◆ Provided records ◆
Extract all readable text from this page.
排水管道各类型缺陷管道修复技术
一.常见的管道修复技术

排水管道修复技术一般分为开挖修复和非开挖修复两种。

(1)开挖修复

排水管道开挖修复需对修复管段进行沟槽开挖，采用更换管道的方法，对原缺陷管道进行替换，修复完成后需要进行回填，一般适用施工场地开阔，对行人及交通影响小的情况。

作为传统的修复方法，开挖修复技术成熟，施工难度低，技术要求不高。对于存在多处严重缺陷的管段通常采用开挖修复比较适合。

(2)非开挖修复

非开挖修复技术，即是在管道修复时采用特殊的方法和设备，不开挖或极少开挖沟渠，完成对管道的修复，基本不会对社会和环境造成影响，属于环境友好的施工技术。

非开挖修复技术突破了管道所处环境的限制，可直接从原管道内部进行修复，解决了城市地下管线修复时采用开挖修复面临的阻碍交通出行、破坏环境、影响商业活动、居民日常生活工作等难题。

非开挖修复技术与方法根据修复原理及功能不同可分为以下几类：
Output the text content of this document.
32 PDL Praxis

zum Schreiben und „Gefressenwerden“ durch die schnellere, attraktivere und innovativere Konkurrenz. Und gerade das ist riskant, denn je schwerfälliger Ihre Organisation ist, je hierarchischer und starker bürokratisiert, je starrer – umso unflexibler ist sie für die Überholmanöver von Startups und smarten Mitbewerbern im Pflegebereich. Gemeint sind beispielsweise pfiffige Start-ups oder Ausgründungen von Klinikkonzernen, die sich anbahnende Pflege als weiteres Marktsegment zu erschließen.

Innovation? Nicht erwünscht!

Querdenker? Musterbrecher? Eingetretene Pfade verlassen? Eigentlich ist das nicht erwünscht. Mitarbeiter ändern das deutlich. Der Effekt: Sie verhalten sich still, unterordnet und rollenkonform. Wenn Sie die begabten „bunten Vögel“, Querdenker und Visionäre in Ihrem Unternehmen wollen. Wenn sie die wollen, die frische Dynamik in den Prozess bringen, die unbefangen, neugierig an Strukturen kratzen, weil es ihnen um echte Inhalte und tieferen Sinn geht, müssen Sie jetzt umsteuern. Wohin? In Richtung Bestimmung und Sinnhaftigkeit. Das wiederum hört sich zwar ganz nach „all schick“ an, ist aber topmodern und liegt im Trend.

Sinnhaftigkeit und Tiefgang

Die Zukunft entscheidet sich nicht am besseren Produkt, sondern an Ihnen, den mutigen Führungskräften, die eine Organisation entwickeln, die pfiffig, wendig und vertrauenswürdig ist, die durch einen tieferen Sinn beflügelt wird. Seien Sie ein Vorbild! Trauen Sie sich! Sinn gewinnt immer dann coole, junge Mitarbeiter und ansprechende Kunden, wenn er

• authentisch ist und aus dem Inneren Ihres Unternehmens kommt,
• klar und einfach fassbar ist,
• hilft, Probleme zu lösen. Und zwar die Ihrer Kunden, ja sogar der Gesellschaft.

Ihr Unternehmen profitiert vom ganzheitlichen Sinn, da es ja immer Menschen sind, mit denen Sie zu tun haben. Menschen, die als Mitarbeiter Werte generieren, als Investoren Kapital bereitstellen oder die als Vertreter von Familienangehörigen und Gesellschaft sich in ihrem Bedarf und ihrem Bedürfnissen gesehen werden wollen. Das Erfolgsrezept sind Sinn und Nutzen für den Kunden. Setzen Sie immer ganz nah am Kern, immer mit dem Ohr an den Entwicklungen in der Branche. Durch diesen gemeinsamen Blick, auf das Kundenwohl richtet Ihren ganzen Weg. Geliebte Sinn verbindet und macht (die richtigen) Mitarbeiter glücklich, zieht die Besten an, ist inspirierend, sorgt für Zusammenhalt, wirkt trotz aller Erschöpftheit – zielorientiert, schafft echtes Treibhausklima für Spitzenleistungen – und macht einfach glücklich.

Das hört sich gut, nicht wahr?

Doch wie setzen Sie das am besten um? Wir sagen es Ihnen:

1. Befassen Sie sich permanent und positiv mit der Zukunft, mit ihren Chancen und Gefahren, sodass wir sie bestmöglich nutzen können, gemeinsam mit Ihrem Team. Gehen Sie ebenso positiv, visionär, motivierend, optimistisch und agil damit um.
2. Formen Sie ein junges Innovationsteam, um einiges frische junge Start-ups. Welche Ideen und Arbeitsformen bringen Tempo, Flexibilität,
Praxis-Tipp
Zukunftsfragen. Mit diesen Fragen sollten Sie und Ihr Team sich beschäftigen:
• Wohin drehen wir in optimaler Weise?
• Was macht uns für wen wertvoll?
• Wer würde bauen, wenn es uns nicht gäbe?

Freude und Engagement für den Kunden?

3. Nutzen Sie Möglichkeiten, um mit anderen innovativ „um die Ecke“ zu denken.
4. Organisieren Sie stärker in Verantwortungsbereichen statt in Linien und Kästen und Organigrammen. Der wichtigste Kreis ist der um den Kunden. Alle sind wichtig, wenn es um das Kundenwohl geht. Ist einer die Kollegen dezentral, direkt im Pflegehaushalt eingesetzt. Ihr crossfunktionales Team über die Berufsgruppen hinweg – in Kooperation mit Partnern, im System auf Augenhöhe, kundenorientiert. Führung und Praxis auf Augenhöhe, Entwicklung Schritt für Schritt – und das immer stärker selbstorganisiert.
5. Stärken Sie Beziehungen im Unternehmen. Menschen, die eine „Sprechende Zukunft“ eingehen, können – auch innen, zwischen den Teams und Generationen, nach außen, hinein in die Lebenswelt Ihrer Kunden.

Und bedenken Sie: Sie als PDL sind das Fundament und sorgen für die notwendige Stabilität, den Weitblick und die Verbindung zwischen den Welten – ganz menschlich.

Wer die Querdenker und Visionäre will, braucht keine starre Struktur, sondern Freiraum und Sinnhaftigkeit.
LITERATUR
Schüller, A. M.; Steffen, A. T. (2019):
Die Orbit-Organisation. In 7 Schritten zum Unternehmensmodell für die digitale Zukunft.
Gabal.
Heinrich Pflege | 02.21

◆ Written task ◆
Take every line from the records above that has the word "this" and copy it.

◆ Exercise solution ◆
Extract all readable text from this page.
Output the text content of this document.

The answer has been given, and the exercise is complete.